▶ **Listed records**:
START
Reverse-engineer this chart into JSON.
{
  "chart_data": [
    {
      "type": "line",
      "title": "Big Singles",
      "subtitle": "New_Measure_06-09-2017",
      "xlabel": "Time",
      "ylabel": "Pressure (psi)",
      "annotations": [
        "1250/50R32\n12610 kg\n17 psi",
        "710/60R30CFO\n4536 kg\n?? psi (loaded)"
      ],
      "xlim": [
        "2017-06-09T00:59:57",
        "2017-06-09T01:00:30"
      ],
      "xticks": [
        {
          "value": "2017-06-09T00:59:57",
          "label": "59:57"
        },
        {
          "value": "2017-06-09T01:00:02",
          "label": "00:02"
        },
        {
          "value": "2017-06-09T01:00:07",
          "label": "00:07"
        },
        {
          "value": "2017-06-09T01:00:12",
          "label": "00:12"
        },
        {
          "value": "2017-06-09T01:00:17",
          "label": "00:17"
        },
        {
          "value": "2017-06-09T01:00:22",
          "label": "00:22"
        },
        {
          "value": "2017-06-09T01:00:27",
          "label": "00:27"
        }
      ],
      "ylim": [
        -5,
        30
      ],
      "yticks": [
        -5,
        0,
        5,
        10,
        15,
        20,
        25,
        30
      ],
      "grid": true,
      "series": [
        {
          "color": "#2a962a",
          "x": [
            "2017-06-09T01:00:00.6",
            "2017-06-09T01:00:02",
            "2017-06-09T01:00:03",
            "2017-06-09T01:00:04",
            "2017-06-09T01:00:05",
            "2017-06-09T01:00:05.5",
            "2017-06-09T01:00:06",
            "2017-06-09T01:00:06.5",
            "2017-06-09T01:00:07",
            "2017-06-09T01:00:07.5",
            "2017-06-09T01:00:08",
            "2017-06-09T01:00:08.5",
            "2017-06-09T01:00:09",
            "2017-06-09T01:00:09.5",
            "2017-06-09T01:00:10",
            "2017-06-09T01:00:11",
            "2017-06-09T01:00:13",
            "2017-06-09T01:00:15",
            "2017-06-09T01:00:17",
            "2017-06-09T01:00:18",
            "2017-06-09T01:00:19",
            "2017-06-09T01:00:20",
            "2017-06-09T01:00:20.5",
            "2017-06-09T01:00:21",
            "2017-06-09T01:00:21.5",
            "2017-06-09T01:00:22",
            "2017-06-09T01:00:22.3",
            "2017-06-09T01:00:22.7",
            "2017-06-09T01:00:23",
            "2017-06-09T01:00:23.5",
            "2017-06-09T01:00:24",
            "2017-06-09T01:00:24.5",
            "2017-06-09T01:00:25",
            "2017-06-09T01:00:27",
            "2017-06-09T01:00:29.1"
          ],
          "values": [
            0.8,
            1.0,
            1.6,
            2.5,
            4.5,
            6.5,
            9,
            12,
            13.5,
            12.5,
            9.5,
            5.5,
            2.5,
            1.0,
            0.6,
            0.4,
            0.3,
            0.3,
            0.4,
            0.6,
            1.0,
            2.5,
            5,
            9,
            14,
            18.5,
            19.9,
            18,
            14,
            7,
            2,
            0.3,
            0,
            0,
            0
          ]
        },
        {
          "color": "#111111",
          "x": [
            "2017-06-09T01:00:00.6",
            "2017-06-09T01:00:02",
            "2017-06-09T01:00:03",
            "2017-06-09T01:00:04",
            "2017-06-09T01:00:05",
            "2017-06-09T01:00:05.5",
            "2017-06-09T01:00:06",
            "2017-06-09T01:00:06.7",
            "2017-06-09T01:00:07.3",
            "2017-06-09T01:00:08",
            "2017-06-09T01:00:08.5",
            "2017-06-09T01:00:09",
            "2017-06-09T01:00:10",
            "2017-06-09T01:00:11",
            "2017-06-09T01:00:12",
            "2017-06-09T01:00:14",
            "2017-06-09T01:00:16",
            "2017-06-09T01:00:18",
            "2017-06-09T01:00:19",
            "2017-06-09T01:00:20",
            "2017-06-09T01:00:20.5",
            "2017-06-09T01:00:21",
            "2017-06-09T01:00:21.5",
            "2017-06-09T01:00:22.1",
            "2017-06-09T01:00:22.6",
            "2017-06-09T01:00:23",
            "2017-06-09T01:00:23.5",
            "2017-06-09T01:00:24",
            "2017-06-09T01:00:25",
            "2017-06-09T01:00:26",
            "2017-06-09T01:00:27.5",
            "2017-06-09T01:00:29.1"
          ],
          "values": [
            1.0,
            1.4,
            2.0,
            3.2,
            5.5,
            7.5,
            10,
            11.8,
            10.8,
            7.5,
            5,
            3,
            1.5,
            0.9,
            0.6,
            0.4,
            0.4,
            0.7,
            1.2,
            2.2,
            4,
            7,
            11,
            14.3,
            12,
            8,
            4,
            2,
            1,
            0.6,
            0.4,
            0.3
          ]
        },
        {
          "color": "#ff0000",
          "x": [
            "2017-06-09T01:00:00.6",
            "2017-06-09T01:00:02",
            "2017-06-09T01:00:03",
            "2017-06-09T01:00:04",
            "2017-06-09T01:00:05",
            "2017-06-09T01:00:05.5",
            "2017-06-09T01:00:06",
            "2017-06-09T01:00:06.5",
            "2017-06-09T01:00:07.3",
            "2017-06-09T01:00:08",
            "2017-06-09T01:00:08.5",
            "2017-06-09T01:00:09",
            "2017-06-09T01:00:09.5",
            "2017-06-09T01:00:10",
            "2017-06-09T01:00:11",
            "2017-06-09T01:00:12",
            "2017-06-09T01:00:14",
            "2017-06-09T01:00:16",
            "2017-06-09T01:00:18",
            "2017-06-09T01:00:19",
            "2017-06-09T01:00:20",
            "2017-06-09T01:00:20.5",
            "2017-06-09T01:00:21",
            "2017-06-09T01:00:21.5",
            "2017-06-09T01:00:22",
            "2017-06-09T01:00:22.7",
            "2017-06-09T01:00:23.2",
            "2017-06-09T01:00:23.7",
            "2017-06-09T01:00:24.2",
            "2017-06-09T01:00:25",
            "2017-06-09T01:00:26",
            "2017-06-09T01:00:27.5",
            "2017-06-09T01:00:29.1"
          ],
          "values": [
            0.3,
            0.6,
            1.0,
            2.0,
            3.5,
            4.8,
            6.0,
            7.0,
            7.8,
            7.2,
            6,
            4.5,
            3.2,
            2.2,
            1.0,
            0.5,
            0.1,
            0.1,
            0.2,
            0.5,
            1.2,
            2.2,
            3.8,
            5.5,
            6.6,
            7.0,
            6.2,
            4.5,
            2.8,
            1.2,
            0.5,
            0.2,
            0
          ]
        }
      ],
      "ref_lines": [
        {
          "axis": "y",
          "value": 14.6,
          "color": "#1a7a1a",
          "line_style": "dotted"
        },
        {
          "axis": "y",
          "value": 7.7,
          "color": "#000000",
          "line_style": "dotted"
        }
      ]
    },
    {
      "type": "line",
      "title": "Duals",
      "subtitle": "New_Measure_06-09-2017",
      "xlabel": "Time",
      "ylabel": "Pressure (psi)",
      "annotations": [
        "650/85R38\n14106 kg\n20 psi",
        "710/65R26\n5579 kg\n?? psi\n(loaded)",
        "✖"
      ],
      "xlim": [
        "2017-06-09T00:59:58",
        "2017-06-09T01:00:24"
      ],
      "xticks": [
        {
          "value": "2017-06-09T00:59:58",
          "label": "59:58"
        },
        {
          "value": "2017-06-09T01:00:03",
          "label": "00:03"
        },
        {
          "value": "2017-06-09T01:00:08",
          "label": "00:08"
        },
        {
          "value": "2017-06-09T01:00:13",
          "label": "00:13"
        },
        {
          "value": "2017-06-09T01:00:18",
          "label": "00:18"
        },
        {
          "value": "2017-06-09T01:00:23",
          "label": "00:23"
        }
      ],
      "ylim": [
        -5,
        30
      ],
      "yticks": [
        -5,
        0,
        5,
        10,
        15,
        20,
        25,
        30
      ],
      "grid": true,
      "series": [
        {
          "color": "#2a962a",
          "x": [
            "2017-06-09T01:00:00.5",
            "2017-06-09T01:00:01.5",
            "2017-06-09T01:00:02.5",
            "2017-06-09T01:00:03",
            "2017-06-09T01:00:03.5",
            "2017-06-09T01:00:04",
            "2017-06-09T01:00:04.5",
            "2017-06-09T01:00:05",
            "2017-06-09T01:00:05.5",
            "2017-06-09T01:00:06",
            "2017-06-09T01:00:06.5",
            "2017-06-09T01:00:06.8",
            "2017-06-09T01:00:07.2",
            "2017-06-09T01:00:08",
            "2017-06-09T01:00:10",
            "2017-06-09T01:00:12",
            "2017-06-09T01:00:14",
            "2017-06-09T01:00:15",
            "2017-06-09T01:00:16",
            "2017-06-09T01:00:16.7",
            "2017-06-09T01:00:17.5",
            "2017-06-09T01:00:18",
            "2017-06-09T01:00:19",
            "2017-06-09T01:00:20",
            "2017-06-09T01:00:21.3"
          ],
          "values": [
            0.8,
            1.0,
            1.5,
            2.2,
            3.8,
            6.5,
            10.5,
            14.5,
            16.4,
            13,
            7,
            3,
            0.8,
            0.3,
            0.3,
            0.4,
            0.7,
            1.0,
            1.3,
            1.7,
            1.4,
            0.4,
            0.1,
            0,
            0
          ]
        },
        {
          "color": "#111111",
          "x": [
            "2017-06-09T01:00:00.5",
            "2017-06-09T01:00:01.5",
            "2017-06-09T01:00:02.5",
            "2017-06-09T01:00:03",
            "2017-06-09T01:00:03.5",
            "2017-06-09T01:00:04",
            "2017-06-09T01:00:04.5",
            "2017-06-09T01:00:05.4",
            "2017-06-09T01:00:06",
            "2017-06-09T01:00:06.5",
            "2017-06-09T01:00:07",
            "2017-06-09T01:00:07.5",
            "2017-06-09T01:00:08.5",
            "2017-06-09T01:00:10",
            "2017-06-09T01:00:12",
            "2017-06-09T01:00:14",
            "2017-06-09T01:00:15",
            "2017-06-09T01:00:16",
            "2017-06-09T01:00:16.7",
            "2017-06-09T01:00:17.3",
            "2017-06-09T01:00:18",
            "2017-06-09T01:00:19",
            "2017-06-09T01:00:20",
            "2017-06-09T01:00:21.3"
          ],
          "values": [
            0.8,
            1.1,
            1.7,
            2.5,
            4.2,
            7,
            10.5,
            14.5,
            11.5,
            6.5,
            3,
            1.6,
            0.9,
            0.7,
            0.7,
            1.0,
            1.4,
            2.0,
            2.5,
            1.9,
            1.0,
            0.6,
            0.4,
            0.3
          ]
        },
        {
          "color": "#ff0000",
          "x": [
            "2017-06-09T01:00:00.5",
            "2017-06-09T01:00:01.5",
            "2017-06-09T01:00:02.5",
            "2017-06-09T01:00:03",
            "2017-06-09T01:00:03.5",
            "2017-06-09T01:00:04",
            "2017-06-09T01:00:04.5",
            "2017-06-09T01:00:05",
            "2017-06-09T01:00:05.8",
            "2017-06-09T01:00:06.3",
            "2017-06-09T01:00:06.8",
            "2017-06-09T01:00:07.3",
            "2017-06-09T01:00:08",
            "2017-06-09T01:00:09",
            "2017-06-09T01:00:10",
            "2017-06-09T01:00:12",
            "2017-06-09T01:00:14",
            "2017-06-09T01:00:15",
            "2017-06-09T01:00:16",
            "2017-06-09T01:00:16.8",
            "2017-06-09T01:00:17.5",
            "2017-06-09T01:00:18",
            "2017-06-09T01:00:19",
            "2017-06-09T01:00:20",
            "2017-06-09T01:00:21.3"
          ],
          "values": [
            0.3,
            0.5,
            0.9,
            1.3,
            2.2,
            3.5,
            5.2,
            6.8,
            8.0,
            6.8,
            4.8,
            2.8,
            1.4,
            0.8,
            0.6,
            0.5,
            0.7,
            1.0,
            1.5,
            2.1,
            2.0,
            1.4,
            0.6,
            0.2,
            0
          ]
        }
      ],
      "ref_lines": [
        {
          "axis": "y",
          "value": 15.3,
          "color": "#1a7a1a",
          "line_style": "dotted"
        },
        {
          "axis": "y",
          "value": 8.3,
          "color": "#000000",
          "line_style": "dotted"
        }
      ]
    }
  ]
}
END
▶ **Work required**: In the listing above, how many lines hold the word "loaded"? Give the number and nothing more.

▶ **Solution to this exercise**: 2